— Work to complete —
Retype each entry below exactly as it stands.

— Dataset rows —

....

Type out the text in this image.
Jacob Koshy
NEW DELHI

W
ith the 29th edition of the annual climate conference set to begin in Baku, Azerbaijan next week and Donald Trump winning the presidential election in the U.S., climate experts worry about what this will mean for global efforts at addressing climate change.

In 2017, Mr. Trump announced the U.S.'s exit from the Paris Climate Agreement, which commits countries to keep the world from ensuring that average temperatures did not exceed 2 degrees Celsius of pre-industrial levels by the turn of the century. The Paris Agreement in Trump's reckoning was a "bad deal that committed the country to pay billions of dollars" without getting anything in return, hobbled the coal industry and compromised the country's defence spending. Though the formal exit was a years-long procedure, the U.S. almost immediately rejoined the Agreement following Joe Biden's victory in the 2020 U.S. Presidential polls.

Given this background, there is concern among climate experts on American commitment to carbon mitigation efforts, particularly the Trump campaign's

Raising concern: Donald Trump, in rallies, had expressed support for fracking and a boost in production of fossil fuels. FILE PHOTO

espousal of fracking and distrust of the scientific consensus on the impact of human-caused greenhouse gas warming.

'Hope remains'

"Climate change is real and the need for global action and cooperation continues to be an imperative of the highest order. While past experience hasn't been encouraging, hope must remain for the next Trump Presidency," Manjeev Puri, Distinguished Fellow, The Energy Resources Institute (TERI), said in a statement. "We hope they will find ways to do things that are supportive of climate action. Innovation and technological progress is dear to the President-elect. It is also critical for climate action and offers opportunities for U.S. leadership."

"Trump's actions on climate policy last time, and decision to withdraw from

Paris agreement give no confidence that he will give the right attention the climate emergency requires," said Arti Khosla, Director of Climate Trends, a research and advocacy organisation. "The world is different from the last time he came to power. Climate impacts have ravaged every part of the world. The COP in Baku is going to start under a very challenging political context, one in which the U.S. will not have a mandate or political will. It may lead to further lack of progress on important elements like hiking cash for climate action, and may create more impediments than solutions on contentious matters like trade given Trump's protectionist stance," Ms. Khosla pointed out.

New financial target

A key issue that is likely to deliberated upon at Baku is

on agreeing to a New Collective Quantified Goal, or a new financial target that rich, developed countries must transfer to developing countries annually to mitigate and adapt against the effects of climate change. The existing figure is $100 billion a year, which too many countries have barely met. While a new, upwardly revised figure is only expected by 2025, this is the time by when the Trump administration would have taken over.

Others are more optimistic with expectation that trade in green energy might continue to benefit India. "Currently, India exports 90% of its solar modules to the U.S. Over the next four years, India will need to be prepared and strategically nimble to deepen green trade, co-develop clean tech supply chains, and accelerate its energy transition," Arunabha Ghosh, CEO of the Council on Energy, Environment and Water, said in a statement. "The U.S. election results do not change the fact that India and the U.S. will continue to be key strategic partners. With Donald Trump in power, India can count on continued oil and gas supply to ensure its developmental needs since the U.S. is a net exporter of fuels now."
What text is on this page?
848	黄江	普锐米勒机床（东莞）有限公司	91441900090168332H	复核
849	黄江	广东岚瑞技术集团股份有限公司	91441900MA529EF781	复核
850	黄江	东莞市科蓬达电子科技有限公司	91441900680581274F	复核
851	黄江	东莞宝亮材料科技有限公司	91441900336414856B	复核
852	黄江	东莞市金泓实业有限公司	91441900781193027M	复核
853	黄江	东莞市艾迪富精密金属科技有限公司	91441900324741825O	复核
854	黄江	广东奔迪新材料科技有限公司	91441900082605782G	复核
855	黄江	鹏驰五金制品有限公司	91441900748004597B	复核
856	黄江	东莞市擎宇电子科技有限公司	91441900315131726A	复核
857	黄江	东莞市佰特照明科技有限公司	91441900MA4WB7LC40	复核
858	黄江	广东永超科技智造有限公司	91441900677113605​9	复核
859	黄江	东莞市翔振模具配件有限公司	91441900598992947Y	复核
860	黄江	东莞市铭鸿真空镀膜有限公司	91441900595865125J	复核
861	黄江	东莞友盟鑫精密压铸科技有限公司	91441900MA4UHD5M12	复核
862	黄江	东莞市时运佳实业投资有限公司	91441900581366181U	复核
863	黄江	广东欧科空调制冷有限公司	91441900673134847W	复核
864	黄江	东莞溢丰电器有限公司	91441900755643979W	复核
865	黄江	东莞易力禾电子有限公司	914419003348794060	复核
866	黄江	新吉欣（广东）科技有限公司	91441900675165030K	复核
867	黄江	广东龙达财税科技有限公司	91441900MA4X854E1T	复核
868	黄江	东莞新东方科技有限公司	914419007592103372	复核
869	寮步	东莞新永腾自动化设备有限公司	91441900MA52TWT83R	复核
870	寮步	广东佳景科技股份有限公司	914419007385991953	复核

....

— Worked solution —
Type out the text in this image.
Jacob Koshy
NEW DELHI

W
ith the 29th edition of the annual climate conference set to begin in Baku, Azerbaijan next week and Donald Trump winning the presidential election in the U.S., climate experts worry about what this will mean for global efforts at addressing climate change.

In 2017, Mr. Trump announced the U.S.'s exit from the Paris Climate Agreement, which commits countries to keep the world from ensuring that average temperatures did not exceed 2 degrees Celsius of pre-industrial levels by the turn of the century. The Paris Agreement in Trump's reckoning was a "bad deal that committed the country to pay billions of dollars" without getting anything in return, hobbled the coal industry and compromised the country's defence spending. Though the formal exit was a years-long procedure, the U.S. almost immediately rejoined the Agreement following Joe Biden's victory in the 2020 U.S. Presidential polls.

Given this background, there is concern among climate experts on American commitment to carbon mitigation efforts, particularly the Trump campaign's

Raising concern: Donald Trump, in rallies, had expressed support for fracking and a boost in production of fossil fuels. FILE PHOTO

espousal of fracking and distrust of the scientific consensus on the impact of human-caused greenhouse gas warming.

'Hope remains'

"Climate change is real and the need for global action and cooperation continues to be an imperative of the highest order. While past experience hasn't been encouraging, hope must remain for the next Trump Presidency," Manjeev Puri, Distinguished Fellow, The Energy Resources Institute (TERI), said in a statement. "We hope they will find ways to do things that are supportive of climate action. Innovation and technological progress is dear to the President-elect. It is also critical for climate action and offers opportunities for U.S. leadership."

"Trump's actions on climate policy last time, and decision to withdraw from

Paris agreement give no confidence that he will give the right attention the climate emergency requires," said Arti Khosla, Director of Climate Trends, a research and advocacy organisation. "The world is different from the last time he came to power. Climate impacts have ravaged every part of the world. The COP in Baku is going to start under a very challenging political context, one in which the U.S. will not have a mandate or political will. It may lead to further lack of progress on important elements like hiking cash for climate action, and may create more impediments than solutions on contentious matters like trade given Trump's protectionist stance," Ms. Khosla pointed out.

New financial target

A key issue that is likely to deliberated upon at Baku is

on agreeing to a New Collective Quantified Goal, or a new financial target that rich, developed countries must transfer to developing countries annually to mitigate and adapt against the effects of climate change. The existing figure is $100 billion a year, which too many countries have barely met. While a new, upwardly revised figure is only expected by 2025, this is the time by when the Trump administration would have taken over.

Others are more optimistic with expectation that trade in green energy might continue to benefit India. "Currently, India exports 90% of its solar modules to the U.S. Over the next four years, India will need to be prepared and strategically nimble to deepen green trade, co-develop clean tech supply chains, and accelerate its energy transition," Arunabha Ghosh, CEO of the Council on Energy, Environment and Water, said in a statement. "The U.S. election results do not change the fact that India and the U.S. will continue to be key strategic partners. With Donald Trump in power, India can count on continued oil and gas supply to ensure its developmental needs since the U.S. is a net exporter of fuels now."
What text is on this page?
848	黄江	普锐米勒机床（东莞）有限公司	91441900090168332H	复核
849	黄江	广东岚瑞技术集团股份有限公司	91441900MA529EF781	复核
850	黄江	东莞市科蓬达电子科技有限公司	91441900680581274F	复核
851	黄江	东莞宝亮材料科技有限公司	91441900336414856B	复核
852	黄江	东莞市金泓实业有限公司	91441900781193027M	复核
853	黄江	东莞市艾迪富精密金属科技有限公司	91441900324741825O	复核
854	黄江	广东奔迪新材料科技有限公司	91441900082605782G	复核
855	黄江	鹏驰五金制品有限公司	91441900748004597B	复核
856	黄江	东莞市擎宇电子科技有限公司	91441900315131726A	复核
857	黄江	东莞市佰特照明科技有限公司	91441900MA4WB7LC40	复核
858	黄江	广东永超科技智造有限公司	91441900677113605​9	复核
859	黄江	东莞市翔振模具配件有限公司	91441900598992947Y	复核
860	黄江	东莞市铭鸿真空镀膜有限公司	91441900595865125J	复核
861	黄江	东莞友盟鑫精密压铸科技有限公司	91441900MA4UHD5M12	复核
862	黄江	东莞市时运佳实业投资有限公司	91441900581366181U	复核
863	黄江	广东欧科空调制冷有限公司	91441900673134847W	复核
864	黄江	东莞溢丰电器有限公司	91441900755643979W	复核
865	黄江	东莞易力禾电子有限公司	914419003348794060	复核
866	黄江	新吉欣（广东）科技有限公司	91441900675165030K	复核
867	黄江	广东龙达财税科技有限公司	91441900MA4X854E1T	复核
868	黄江	东莞新东方科技有限公司	914419007592103372	复核
869	寮步	东莞新永腾自动化设备有限公司	91441900MA52TWT83R	复核
870	寮步	广东佳景科技股份有限公司	914419007385991953	复核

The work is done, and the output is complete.